*WORK TO DO:*
Take the material and output all of it exactly.
MATERIAL PROVIDED start
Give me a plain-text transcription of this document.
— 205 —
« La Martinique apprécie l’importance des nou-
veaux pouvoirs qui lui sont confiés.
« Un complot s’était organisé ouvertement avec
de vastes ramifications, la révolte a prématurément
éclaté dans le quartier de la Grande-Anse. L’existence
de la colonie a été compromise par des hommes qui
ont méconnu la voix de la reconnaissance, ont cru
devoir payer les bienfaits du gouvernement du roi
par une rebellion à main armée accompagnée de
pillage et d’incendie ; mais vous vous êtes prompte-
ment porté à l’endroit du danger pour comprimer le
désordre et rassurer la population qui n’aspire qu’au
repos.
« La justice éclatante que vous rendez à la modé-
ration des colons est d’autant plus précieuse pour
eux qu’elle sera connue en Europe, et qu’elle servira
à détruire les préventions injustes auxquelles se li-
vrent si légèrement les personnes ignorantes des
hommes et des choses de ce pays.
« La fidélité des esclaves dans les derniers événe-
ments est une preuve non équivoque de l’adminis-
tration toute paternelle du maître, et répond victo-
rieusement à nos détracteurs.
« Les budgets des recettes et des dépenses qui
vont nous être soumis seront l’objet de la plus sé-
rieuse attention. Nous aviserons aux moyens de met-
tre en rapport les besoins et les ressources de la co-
MATERIAL PROVIDED end
*EXERCISE SOLUTION:*
Give me a plain-text transcription of this document.
— 205 —
« La Martinique apprécie l’importance des nou-
veaux pouvoirs qui lui sont confiés.
« Un complot s’était organisé ouvertement avec
de vastes ramifications, la révolte a prématurément
éclaté dans le quartier de la Grande-Anse. L’existence
de la colonie a été compromise par des hommes qui
ont méconnu la voix de la reconnaissance, ont cru
devoir payer les bienfaits du gouvernement du roi
par une rebellion à main armée accompagnée de
pillage et d’incendie ; mais vous vous êtes prompte-
ment porté à l’endroit du danger pour comprimer le
désordre et rassurer la population qui n’aspire qu’au
repos.
« La justice éclatante que vous rendez à la modé-
ration des colons est d’autant plus précieuse pour
eux qu’elle sera connue en Europe, et qu’elle servira
à détruire les préventions injustes auxquelles se li-
vrent si légèrement les personnes ignorantes des
hommes et des choses de ce pays.
« La fidélité des esclaves dans les derniers événe-
ments est une preuve non équivoque de l’adminis-
tration toute paternelle du maître, et répond victo-
rieusement à nos détracteurs.
« Les budgets des recettes et des dépenses qui
vont nous être soumis seront l’objet de la plus sé-
rieuse attention. Nous aviserons aux moyens de met-
tre en rapport les besoins et les ressources de la co-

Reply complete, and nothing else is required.